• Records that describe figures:
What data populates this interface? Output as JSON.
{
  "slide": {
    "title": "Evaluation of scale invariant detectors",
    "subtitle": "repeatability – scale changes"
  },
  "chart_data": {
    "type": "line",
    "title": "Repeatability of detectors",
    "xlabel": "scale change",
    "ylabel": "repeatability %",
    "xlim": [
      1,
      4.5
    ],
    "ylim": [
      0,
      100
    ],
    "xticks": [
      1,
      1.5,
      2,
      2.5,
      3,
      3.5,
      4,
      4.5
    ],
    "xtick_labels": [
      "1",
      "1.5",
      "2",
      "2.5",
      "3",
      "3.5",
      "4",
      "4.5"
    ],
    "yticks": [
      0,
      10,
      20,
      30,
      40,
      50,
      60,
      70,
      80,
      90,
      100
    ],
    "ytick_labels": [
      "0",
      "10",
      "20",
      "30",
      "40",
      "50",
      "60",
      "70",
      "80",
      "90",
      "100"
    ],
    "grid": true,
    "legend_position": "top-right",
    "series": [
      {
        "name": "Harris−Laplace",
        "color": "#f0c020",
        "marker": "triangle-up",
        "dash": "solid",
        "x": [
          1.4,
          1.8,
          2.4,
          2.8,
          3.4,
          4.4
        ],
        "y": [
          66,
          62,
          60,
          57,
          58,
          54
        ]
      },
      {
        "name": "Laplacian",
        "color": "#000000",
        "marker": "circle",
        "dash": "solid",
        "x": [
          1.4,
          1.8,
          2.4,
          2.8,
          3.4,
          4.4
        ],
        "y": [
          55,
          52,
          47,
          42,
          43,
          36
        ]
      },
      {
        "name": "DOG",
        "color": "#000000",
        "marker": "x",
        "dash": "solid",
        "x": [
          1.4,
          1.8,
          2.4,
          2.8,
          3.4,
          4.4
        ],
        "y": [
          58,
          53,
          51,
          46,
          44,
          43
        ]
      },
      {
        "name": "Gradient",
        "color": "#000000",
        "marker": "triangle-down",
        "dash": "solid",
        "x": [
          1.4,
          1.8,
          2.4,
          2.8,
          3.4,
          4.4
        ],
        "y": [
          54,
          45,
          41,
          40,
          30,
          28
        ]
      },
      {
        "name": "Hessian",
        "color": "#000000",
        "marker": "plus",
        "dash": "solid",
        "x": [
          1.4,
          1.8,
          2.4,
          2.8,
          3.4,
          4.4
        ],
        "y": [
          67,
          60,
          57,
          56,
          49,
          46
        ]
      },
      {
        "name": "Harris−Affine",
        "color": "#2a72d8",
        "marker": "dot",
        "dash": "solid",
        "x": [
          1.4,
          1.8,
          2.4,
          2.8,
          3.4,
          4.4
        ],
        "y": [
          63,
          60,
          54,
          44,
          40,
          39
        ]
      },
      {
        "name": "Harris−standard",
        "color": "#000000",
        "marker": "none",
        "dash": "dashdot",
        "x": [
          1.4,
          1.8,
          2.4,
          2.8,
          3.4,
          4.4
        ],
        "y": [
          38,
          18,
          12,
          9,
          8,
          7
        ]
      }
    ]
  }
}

• What the task requires:
Pull every line containing "name" out of the records.

• Answer below:
        "name": "Harris−Laplace",
        "name": "Laplacian",
        "name": "DOG",
        "name": "Gradient",
        "name": "Hessian",
        "name": "Harris−Affine",
        "name": "Harris−standard",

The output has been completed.